■ **Page text**:
════════════════

3rd IDP Congress on Internet, Law and Politics. Briefings, part I: Jonathan Zittrain keynote speech

The Congress on Internet, Law and Politics has the aim of continuing the task of reflecting on, analyzing and discussing the main changes taking place in law and politics in the information society. This third congress focuses on the questions that currently represent the most important challenges and new developments in the fields of copyright, data protection, Internet security, problems of responsibility, electronic voting, and the new regulation of e-Administration, as well as dedicating a specific area to the current state of the use of new technologies by law professionals.

Presentation to the Congress: Jordi Bosch, the Catalan Regional Government’s Secretary-General for Telecommunications and the Information Society

One of the biggest struggles in History has been literacy. Now that that it seemed [at least in developing countries] that we had achieved some “good” literacy level, then comes the Internet and everyone has to get into digital literacy. Indeed, last year [2006] more transistors were produced than rice grains.

Data ownership goes back to the citizen. Data is not a Government property, but citizens’. the big challenge to e-Administration is not putting online all procedures, but making them disappear. An event (i.e. your husband’s death) should automatically activate all kind of procedures (i.e. widow subsidies) without the need of having to apply for them.

Universal access should cover telephony (both fixed and mobile lines), broadband, audiovisual services and content. This access means information, training and, actually, more democratic exercise, transparency, etc.

════════════════

■ **Exercise data**:

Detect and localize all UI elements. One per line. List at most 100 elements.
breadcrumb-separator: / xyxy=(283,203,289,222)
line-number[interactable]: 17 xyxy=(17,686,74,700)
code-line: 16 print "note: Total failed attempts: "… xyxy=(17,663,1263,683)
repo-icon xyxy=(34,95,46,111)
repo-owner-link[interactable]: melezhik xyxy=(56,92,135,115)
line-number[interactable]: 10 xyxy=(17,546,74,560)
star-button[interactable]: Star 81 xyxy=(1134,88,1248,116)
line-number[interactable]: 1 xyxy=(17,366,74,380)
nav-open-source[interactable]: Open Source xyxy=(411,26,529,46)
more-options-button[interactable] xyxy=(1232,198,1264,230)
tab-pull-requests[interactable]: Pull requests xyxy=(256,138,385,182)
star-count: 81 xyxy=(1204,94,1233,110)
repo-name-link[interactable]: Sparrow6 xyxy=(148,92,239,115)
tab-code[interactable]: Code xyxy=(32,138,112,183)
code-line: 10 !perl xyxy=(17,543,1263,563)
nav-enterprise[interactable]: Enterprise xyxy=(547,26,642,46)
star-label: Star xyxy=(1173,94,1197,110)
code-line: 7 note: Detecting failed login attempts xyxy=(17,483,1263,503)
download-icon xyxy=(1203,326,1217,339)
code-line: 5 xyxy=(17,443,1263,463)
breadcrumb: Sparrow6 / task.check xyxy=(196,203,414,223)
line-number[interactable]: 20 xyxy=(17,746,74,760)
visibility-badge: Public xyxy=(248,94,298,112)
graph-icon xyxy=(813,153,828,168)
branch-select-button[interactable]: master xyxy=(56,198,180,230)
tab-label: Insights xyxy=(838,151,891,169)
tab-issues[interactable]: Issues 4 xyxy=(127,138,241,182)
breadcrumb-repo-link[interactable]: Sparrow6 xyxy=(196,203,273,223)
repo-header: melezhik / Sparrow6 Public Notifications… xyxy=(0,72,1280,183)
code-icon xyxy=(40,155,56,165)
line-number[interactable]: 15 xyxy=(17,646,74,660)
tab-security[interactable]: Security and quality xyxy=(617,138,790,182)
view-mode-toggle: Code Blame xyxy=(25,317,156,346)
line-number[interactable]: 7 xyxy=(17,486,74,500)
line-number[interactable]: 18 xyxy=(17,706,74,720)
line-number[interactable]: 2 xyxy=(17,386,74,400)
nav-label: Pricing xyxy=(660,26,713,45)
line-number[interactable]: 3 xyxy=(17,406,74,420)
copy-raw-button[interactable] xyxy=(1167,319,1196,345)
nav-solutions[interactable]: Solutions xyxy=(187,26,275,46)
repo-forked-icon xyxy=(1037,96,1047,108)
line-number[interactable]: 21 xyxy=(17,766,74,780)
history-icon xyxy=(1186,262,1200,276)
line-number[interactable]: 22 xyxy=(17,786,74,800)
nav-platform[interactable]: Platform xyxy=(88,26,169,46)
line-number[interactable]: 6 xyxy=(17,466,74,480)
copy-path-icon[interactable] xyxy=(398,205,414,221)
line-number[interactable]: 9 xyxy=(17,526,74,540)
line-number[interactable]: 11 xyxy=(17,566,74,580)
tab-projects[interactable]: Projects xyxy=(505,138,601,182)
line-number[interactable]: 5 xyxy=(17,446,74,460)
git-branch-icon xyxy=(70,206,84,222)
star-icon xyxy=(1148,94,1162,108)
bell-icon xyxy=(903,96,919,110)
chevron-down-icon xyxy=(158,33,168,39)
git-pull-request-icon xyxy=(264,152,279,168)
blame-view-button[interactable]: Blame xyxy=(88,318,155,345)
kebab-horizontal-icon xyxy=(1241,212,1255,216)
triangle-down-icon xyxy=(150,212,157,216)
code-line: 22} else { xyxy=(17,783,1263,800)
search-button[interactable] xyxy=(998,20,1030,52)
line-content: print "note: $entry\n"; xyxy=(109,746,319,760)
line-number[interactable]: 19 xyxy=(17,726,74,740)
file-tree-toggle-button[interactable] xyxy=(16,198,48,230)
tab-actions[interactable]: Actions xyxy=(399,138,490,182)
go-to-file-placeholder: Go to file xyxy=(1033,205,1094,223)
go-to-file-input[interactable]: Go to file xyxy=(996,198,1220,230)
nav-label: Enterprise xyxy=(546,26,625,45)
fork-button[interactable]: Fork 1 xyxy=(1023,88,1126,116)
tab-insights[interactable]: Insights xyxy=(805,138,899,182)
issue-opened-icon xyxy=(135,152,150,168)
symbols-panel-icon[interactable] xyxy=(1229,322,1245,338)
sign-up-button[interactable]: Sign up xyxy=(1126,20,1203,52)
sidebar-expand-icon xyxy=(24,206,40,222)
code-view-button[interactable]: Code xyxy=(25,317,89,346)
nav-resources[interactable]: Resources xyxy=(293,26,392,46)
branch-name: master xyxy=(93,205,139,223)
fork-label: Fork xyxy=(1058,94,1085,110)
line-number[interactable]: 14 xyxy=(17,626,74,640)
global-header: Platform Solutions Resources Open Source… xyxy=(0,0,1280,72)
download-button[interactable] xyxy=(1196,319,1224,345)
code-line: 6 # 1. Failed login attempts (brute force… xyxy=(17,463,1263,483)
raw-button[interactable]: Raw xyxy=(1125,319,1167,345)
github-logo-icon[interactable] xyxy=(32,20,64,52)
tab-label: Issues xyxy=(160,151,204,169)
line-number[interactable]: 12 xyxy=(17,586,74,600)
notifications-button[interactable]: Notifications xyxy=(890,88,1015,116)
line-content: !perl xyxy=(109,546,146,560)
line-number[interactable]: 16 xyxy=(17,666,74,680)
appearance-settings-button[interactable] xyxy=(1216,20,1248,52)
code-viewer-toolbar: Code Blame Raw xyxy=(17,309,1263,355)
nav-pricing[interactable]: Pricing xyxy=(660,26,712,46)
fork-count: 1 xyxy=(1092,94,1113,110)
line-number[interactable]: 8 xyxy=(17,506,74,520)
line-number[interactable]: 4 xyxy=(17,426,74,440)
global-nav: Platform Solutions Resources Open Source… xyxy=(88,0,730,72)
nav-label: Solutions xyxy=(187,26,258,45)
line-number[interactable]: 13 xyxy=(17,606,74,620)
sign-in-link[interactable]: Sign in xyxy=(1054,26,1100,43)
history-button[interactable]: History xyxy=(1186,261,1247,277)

════════════════

■ **Work to complete**:
Rewrite the congress briefing from "One of the biggest" up to and including "exercise, transparency, etc.", switching "broadband" to "high-speed internet". The material has no role in this exercise.

■ **Written response**:
One of the biggest struggles in History has been literacy. Now that that it seemed [at least in developing countries] that we had achieved some “good” literacy level, then comes the Internet and everyone has to get into digital literacy. Indeed, last year [2006] more transistors were produced than rice grains.

Data ownership goes back to the citizen. Data is not a Government property, but citizens’. the big challenge to e-Administration is not putting online all procedures, but making them disappear. An event (i.e. your husband’s death) should automatically activate all kind of procedures (i.e. widow subsidies) without the need of having to apply for them.

Universal access should cover telephony (both fixed and mobile lines), high-speed internet, audiovisual services and content. This access means information, training and, actually, more democratic exercise, transparency, etc.